**Required work**
Copy out all the entries word for word.

******

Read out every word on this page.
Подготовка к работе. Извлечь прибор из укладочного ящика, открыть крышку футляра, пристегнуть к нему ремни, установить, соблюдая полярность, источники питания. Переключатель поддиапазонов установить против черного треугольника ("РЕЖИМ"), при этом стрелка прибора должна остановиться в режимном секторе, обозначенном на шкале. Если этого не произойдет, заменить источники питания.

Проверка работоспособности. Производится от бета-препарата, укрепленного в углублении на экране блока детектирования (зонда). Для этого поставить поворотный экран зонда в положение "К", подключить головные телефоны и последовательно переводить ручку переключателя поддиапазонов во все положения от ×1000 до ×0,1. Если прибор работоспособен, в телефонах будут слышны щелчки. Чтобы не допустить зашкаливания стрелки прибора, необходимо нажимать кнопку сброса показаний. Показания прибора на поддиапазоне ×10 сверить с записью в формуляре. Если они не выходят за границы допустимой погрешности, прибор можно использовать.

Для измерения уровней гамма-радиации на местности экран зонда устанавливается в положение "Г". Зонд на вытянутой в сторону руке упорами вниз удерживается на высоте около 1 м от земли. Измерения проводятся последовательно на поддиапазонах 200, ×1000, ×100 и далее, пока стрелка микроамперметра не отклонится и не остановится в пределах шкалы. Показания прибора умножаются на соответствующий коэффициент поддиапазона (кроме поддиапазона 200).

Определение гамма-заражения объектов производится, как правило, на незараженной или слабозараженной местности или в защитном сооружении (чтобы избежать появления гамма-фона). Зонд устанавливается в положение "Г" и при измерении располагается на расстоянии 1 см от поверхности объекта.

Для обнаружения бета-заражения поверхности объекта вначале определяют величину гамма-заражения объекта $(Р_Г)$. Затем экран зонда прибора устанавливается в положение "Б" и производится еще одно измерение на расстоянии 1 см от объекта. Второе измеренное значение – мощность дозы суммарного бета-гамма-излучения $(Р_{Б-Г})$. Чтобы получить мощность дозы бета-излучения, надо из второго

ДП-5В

******

**Answer to the problem**
Read out every word on this page.
Подготовка к работе. Извлечь прибор из укладочного ящика, открыть крышку футляра, пристегнуть к нему ремни, установить, соблюдая полярность, источники питания. Переключатель поддиапазонов установить против черного треугольника ("РЕЖИМ"), при этом стрелка прибора должна остановиться в режимном секторе, обозначенном на шкале. Если этого не произойдет, заменить источники питания.

Проверка работоспособности. Производится от бета-препарата, укрепленного в углублении на экране блока детектирования (зонда). Для этого поставить поворотный экран зонда в положение "К", подключить головные телефоны и последовательно переводить ручку переключателя поддиапазонов во все положения от ×1000 до ×0,1. Если прибор работоспособен, в телефонах будут слышны щелчки. Чтобы не допустить зашкаливания стрелки прибора, необходимо нажимать кнопку сброса показаний. Показания прибора на поддиапазоне ×10 сверить с записью в формуляре. Если они не выходят за границы допустимой погрешности, прибор можно использовать.

Для измерения уровней гамма-радиации на местности экран зонда устанавливается в положение "Г". Зонд на вытянутой в сторону руке упорами вниз удерживается на высоте около 1 м от земли. Измерения проводятся последовательно на поддиапазонах 200, ×1000, ×100 и далее, пока стрелка микроамперметра не отклонится и не остановится в пределах шкалы. Показания прибора умножаются на соответствующий коэффициент поддиапазона (кроме поддиапазона 200).

Определение гамма-заражения объектов производится, как правило, на незараженной или слабозараженной местности или в защитном сооружении (чтобы избежать появления гамма-фона). Зонд устанавливается в положение "Г" и при измерении располагается на расстоянии 1 см от поверхности объекта.

Для обнаружения бета-заражения поверхности объекта вначале определяют величину гамма-заражения объекта $(Р_Г)$. Затем экран зонда прибора устанавливается в положение "Б" и производится еще одно измерение на расстоянии 1 см от объекта. Второе измеренное значение – мощность дозы суммарного бета-гамма-излучения $(Р_{Б-Г})$. Чтобы получить мощность дозы бета-излучения, надо из второго

ДП-5В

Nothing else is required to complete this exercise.